** Start PROVIDED MATERIAL **

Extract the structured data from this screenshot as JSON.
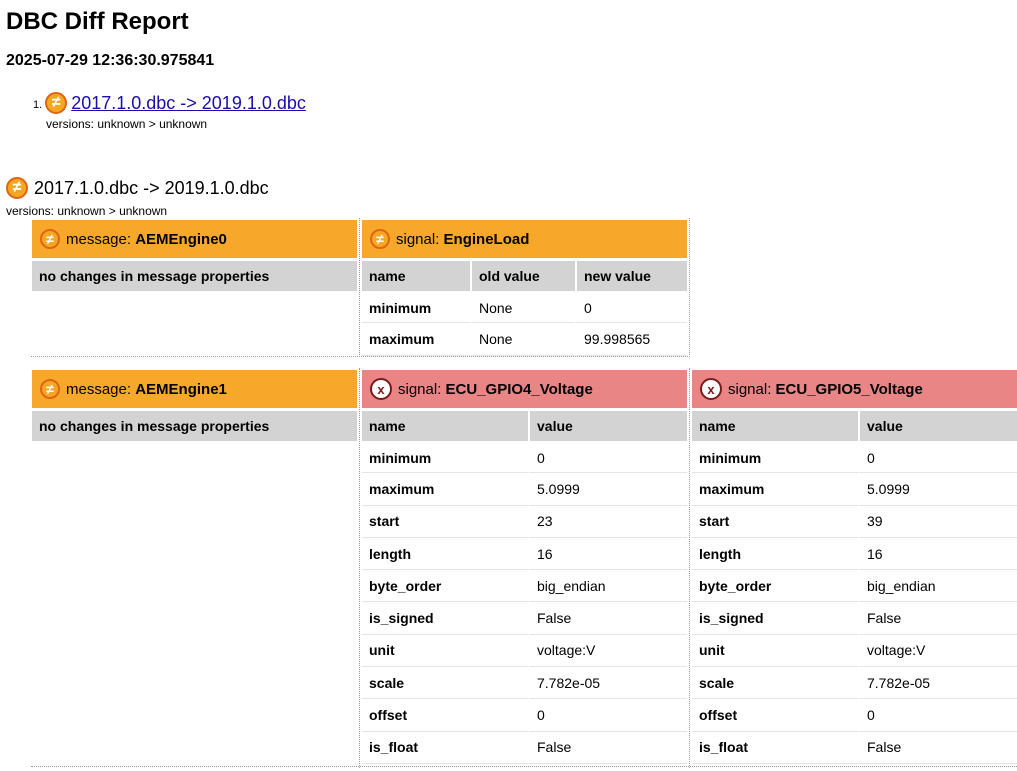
{
  "report": {
    "title": "DBC Diff Report",
    "timestamp": "2025-07-29 12:36:30.975841"
  },
  "toc": {
    "items": [
      {
        "number": "1.",
        "label": "2017.1.0.dbc -> 2019.1.0.dbc",
        "versions": "versions: unknown > unknown"
      }
    ]
  },
  "icons": {
    "changed": "≠",
    "removed": "x"
  },
  "colors": {
    "changed_header": "#f7a82a",
    "removed_header": "#e98585",
    "row_header": "#d3d3d3",
    "link": "#1a0dab"
  },
  "section": {
    "title": "2017.1.0.dbc -> 2019.1.0.dbc",
    "versions": "versions: unknown > unknown",
    "message_prefix": "message:",
    "signal_prefix": "signal:",
    "no_changes_text": "no changes in message properties",
    "messages": [
      {
        "name": "AEMEngine0",
        "signals": [
          {
            "name": "EngineLoad",
            "status": "changed",
            "columns": [
              "name",
              "old value",
              "new value"
            ],
            "rows": [
              [
                "minimum",
                "None",
                "0"
              ],
              [
                "maximum",
                "None",
                "99.998565"
              ]
            ]
          }
        ]
      },
      {
        "name": "AEMEngine1",
        "signals": [
          {
            "name": "ECU_GPIO4_Voltage",
            "status": "removed",
            "columns": [
              "name",
              "value"
            ],
            "rows": [
              [
                "minimum",
                "0"
              ],
              [
                "maximum",
                "5.0999"
              ],
              [
                "start",
                "23"
              ],
              [
                "length",
                "16"
              ],
              [
                "byte_order",
                "big_endian"
              ],
              [
                "is_signed",
                "False"
              ],
              [
                "unit",
                "voltage:V"
              ],
              [
                "scale",
                "7.782e-05"
              ],
              [
                "offset",
                "0"
              ],
              [
                "is_float",
                "False"
              ]
            ]
          },
          {
            "name": "ECU_GPIO5_Voltage",
            "status": "removed",
            "columns": [
              "name",
              "value"
            ],
            "rows": [
              [
                "minimum",
                "0"
              ],
              [
                "maximum",
                "5.0999"
              ],
              [
                "start",
                "39"
              ],
              [
                "length",
                "16"
              ],
              [
                "byte_order",
                "big_endian"
              ],
              [
                "is_signed",
                "False"
              ],
              [
                "unit",
                "voltage:V"
              ],
              [
                "scale",
                "7.782e-05"
              ],
              [
                "offset",
                "0"
              ],
              [
                "is_float",
                "False"
              ]
            ]
          }
        ]
      }
    ]
  }
}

** End PROVIDED MATERIAL **

## TASK TO COMPLETE
Each entry must be retyped word for word, with every image omitted.

## ANSWER FOR THIS EXERCISE
Extract the structured data from this screenshot as JSON.
{
  "report": {
    "title": "DBC Diff Report",
    "timestamp": "2025-07-29 12:36:30.975841"
  },
  "toc": {
    "items": [
      {
        "number": "1.",
        "label": "2017.1.0.dbc -> 2019.1.0.dbc",
        "versions": "versions: unknown > unknown"
      }
    ]
  },
  "icons": {
    "changed": "≠",
    "removed": "x"
  },
  "colors": {
    "changed_header": "#f7a82a",
    "removed_header": "#e98585",
    "row_header": "#d3d3d3",
    "link": "#1a0dab"
  },
  "section": {
    "title": "2017.1.0.dbc -> 2019.1.0.dbc",
    "versions": "versions: unknown > unknown",
    "message_prefix": "message:",
    "signal_prefix": "signal:",
    "no_changes_text": "no changes in message properties",
    "messages": [
      {
        "name": "AEMEngine0",
        "signals": [
          {
            "name": "EngineLoad",
            "status": "changed",
            "columns": [
              "name",
              "old value",
              "new value"
            ],
            "rows": [
              [
                "minimum",
                "None",
                "0"
              ],
              [
                "maximum",
                "None",
                "99.998565"
              ]
            ]
          }
        ]
      },
      {
        "name": "AEMEngine1",
        "signals": [
          {
            "name": "ECU_GPIO4_Voltage",
            "status": "removed",
            "columns": [
              "name",
              "value"
            ],
            "rows": [
              [
                "minimum",
                "0"
              ],
              [
                "maximum",
                "5.0999"
              ],
              [
                "start",
                "23"
              ],
              [
                "length",
                "16"
              ],
              [
                "byte_order",
                "big_endian"
              ],
              [
                "is_signed",
                "False"
              ],
              [
                "unit",
                "voltage:V"
              ],
              [
                "scale",
                "7.782e-05"
              ],
              [
                "offset",
                "0"
              ],
              [
                "is_float",
                "False"
              ]
            ]
          },
          {
            "name": "ECU_GPIO5_Voltage",
            "status": "removed",
            "columns": [
              "name",
              "value"
            ],
            "rows": [
              [
                "minimum",
                "0"
              ],
              [
                "maximum",
                "5.0999"
              ],
              [
                "start",
                "39"
              ],
              [
                "length",
                "16"
              ],
              [
                "byte_order",
                "big_endian"
              ],
              [
                "is_signed",
                "False"
              ],
              [
                "unit",
                "voltage:V"
              ],
              [
                "scale",
                "7.782e-05"
              ],
              [
                "offset",
                "0"
              ],
              [
                "is_float",
                "False"
              ]
            ]
          }
        ]
      }
    ]
  }
}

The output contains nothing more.